WRITTEN INSTRUCTION →
Copy each line of the data below with the word "radial".

==== DATA LISTING

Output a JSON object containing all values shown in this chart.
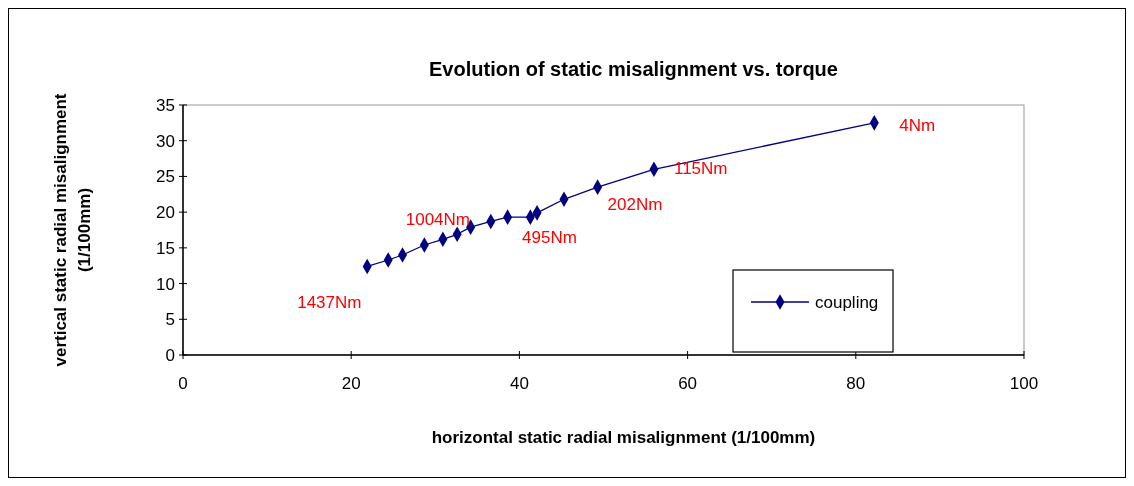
{
  "chart_data": {
    "type": "line",
    "title": "Evolution of static misalignment vs. torque",
    "xlabel": "horizontal static radial misalignment (1/100mm)",
    "ylabel": "vertical static radial misalignment (1/100mm)",
    "x": [
      21.9,
      24.4,
      26.1,
      28.7,
      30.9,
      32.6,
      34.2,
      36.6,
      38.6,
      41.3,
      42.1,
      45.3,
      49.3,
      56.0,
      82.2
    ],
    "series": [
      {
        "name": "coupling",
        "color": "#000080",
        "values": [
          12.4,
          13.3,
          14.0,
          15.4,
          16.2,
          16.9,
          17.9,
          18.7,
          19.3,
          19.3,
          19.9,
          21.8,
          23.5,
          26.0,
          32.5
        ]
      }
    ],
    "annotations": [
      {
        "text": "1437Nm",
        "x": 21.9,
        "y": 12.4
      },
      {
        "text": "1004Nm",
        "x": 30.9,
        "y": 16.2
      },
      {
        "text": "495Nm",
        "x": 42.1,
        "y": 19.9
      },
      {
        "text": "202Nm",
        "x": 49.3,
        "y": 23.5
      },
      {
        "text": "115Nm",
        "x": 56.0,
        "y": 26.0
      },
      {
        "text": "4Nm",
        "x": 82.2,
        "y": 32.5
      }
    ],
    "xlim": [
      0,
      100
    ],
    "xticks": [
      0,
      20,
      40,
      60,
      80,
      100
    ],
    "ylim": [
      0,
      35
    ],
    "yticks": [
      0,
      5,
      10,
      15,
      20,
      25,
      30,
      35
    ],
    "grid": false,
    "legend": "bottom right",
    "marker": "diamond",
    "line_style": "solid"
  }
}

========

RESPONSE TO THE TASK →
    "xlabel": "horizontal static radial misalignment (1/100mm)",
    "ylabel": "vertical static radial misalignment (1/100mm)",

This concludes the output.